— START Records for this exercise —
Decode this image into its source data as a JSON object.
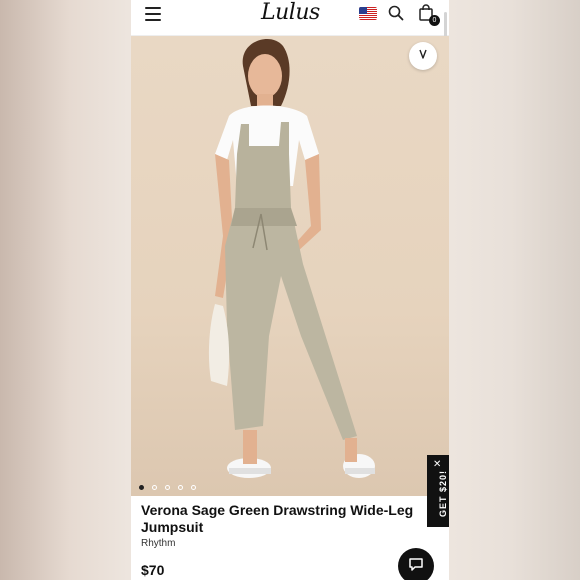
{
  "header": {
    "logo_text": "Lulus",
    "menu_icon": "hamburger-menu-icon",
    "flag_icon": "us-flag-icon",
    "search_icon": "search-icon",
    "bag_icon": "shopping-bag-icon",
    "bag_count": "0"
  },
  "gallery": {
    "wishlist_icon": "heart-icon",
    "image_count": 5,
    "active_index": 0
  },
  "promo": {
    "label": "GET $20!",
    "close_glyph": "✕"
  },
  "product": {
    "name": "Verona Sage Green Drawstring Wide-Leg Jumpsuit",
    "brand": "Rhythm",
    "price": "$70"
  },
  "chat": {
    "icon": "chat-bubble-icon"
  },
  "colors": {
    "accent": "#111111",
    "background": "#ffffff"
  }
}
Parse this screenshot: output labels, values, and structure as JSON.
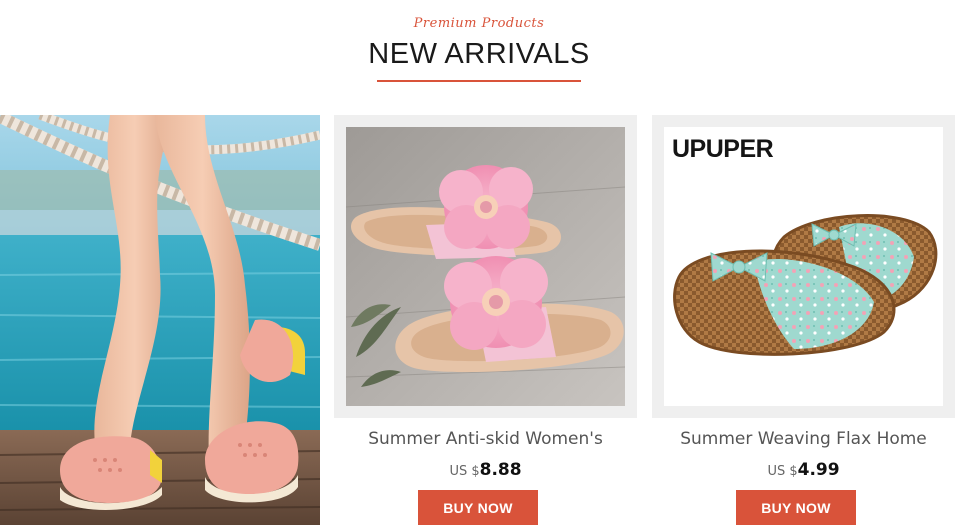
— END Records for this exercise —
> **What the exercise asks**:
Each entry gets copied exactly; the pictures stay out.

> **The result**:
Decode this image into its source data as a JSON object.
{
  "header": {
    "logo_text": "Lulus",
    "menu_icon": "hamburger-menu-icon",
    "flag_icon": "us-flag-icon",
    "search_icon": "search-icon",
    "bag_icon": "shopping-bag-icon",
    "bag_count": "0"
  },
  "gallery": {
    "wishlist_icon": "heart-icon",
    "image_count": 5,
    "active_index": 0
  },
  "promo": {
    "label": "GET $20!",
    "close_glyph": "✕"
  },
  "product": {
    "name": "Verona Sage Green Drawstring Wide-Leg Jumpsuit",
    "brand": "Rhythm",
    "price": "$70"
  },
  "chat": {
    "icon": "chat-bubble-icon"
  },
  "colors": {
    "accent": "#111111",
    "background": "#ffffff"
  }
}
Parse this screenshot: output labels, values, and structure as JSON.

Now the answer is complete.